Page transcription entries
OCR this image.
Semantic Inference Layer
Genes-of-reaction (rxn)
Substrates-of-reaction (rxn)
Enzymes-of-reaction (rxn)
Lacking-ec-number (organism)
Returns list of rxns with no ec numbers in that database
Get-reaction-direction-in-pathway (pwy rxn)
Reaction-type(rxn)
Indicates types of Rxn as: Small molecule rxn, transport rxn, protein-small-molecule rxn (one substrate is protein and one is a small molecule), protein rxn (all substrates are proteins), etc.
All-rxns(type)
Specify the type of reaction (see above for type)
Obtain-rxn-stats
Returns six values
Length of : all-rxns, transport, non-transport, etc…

__Assigned task__. Using the records above, pull out each line where the word "transport" occurs.

__Answer below__.
Indicates types of Rxn as: Small molecule rxn, transport rxn, protein-small-molecule rxn (one substrate is protein and one is a small molecule), protein rxn (all substrates are proteins), etc.
Length of : all-rxns, transport, non-transport, etc…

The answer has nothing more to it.